Copy every line of the entries that includes the word "funding".

#### Material for this task ####

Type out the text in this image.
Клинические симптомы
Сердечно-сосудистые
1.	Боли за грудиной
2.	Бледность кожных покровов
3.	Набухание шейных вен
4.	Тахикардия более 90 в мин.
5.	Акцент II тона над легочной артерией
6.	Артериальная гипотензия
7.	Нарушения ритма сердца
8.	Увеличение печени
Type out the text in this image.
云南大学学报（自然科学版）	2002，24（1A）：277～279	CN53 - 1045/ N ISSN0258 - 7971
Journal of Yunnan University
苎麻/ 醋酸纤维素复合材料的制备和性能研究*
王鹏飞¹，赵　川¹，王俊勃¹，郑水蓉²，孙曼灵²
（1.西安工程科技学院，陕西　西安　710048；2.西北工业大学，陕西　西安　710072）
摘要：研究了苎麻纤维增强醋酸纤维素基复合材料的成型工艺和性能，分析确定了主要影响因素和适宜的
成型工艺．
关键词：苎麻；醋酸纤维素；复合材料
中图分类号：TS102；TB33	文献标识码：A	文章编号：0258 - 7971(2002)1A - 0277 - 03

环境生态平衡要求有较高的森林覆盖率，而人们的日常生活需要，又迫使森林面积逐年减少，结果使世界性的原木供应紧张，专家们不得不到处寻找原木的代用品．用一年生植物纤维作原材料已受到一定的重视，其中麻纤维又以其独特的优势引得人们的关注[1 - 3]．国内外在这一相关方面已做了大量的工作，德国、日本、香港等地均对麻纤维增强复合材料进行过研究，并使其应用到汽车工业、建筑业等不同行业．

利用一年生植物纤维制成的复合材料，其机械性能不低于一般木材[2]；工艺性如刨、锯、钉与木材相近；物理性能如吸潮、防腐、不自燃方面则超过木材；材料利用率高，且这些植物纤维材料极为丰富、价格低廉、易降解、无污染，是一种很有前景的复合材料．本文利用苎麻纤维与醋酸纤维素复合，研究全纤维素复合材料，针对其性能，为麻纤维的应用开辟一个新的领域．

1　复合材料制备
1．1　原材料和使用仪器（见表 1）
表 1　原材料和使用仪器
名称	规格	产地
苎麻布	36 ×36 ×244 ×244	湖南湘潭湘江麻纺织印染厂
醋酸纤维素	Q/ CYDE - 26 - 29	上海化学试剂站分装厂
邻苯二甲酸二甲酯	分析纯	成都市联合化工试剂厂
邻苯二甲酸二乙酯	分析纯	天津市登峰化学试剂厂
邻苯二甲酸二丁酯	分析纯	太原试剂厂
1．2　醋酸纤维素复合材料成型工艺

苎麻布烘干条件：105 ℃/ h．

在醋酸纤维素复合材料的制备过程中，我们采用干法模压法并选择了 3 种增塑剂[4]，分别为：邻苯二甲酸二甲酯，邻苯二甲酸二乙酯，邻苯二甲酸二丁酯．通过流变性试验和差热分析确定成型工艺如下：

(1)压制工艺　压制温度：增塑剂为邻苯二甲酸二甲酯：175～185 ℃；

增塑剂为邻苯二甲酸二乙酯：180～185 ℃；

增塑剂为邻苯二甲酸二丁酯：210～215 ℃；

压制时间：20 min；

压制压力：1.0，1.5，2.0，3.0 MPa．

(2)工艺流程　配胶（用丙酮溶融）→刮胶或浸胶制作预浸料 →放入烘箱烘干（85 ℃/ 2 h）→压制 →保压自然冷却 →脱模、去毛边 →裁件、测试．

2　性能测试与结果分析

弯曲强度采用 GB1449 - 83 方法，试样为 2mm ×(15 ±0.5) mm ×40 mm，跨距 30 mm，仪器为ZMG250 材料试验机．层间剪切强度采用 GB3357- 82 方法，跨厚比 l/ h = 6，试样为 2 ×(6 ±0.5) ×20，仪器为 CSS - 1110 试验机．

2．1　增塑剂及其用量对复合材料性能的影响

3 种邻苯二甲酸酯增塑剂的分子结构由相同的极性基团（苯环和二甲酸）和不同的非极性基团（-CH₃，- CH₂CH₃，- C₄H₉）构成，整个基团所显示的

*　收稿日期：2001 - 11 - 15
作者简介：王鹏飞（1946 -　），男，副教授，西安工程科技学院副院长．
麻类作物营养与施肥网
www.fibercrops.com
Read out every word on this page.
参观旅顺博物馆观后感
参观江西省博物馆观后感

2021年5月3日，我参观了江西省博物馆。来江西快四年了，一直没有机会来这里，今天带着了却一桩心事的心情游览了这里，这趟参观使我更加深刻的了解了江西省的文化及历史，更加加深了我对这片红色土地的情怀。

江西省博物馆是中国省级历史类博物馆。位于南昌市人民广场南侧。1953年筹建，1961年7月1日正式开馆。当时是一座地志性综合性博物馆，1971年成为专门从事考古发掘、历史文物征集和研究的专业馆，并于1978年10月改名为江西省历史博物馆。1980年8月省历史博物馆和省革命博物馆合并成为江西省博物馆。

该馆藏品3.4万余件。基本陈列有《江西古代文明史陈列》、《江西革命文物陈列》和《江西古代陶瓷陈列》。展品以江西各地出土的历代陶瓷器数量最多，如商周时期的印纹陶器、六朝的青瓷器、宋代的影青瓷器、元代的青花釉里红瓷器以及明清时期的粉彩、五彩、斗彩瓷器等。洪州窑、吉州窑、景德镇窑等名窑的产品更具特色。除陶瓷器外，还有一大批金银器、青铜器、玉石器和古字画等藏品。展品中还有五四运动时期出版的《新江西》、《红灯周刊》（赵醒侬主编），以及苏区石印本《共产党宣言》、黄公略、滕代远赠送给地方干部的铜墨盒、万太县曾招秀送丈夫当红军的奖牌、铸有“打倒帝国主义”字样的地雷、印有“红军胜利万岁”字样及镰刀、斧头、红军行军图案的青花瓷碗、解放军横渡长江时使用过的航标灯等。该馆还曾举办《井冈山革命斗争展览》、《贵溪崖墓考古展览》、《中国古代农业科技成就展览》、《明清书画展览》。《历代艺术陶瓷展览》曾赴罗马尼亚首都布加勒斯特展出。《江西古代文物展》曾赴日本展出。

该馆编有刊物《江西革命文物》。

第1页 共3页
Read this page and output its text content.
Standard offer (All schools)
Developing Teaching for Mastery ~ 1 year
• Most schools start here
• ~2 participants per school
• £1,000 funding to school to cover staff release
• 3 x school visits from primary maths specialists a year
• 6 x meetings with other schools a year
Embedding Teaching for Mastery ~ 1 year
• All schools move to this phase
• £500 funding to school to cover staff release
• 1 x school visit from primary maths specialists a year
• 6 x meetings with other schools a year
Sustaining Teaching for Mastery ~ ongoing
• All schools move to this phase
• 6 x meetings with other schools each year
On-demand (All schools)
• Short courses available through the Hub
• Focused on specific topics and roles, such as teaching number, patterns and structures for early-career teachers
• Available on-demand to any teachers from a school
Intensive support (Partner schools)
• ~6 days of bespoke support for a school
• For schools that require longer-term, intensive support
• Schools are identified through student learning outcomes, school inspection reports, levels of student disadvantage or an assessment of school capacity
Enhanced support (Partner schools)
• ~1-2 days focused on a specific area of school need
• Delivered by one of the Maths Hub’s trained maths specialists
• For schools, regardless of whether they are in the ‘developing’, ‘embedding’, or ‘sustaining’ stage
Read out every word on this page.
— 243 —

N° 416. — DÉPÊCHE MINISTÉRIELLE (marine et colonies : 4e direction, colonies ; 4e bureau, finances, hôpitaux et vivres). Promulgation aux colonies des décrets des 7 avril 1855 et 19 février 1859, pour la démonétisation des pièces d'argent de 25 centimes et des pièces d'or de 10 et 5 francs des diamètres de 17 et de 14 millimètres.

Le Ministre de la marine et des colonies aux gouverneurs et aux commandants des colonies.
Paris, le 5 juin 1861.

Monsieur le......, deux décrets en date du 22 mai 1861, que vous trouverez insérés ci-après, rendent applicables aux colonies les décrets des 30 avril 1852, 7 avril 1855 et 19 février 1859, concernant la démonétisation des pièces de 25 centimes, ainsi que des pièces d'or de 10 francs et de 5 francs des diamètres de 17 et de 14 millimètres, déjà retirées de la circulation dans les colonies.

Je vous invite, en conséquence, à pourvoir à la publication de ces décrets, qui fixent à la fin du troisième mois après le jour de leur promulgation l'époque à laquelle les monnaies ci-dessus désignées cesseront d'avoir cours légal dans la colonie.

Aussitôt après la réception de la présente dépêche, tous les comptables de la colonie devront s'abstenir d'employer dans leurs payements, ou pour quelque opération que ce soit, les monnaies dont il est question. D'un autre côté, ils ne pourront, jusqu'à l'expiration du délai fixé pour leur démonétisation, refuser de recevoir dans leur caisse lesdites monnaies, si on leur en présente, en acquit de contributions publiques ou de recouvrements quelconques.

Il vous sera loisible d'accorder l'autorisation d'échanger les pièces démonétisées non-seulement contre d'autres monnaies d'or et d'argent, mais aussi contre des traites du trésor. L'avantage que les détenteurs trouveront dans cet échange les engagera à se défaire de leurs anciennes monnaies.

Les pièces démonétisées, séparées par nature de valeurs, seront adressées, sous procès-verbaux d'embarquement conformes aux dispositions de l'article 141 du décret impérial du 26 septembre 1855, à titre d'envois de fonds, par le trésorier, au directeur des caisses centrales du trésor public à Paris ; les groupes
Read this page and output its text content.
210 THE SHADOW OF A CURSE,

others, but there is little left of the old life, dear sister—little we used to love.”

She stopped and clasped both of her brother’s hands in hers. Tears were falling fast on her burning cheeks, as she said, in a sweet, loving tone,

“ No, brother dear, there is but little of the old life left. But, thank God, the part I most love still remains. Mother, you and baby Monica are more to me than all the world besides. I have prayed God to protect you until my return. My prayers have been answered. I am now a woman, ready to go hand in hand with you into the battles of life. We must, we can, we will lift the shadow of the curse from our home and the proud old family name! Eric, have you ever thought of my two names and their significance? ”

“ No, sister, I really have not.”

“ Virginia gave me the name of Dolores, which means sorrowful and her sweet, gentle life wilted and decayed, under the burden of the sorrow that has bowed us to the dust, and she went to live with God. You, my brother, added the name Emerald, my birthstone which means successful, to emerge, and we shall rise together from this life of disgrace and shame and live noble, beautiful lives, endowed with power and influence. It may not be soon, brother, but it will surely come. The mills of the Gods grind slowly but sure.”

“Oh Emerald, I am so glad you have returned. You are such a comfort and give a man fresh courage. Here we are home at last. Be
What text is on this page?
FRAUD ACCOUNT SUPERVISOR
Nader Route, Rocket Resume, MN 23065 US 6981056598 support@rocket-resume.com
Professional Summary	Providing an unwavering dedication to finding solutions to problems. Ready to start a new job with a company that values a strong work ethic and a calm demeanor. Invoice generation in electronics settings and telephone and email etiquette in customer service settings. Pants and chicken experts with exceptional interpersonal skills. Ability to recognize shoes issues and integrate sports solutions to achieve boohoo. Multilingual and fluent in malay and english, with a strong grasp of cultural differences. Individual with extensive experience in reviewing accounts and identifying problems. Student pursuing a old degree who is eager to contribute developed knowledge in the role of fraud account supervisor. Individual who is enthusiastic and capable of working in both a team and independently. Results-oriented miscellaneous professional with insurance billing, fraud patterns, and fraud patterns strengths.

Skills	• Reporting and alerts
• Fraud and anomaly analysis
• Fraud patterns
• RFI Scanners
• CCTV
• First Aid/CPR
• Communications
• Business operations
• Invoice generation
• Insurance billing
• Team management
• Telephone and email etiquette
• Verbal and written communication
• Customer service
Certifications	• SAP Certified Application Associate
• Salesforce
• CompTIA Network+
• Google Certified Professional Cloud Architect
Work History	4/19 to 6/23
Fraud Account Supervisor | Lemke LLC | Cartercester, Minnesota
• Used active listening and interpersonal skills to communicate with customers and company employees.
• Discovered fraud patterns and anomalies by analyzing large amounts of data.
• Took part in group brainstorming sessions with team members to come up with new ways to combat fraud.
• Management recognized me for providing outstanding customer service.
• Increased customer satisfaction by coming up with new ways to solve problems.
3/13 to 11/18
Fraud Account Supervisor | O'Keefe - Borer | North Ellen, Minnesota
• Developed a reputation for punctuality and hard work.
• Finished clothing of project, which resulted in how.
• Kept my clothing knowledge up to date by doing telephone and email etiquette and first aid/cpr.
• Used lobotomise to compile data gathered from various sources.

####

» **Result of this exercise**
• £1,000 funding to school to cover staff release
• £500 funding to school to cover staff release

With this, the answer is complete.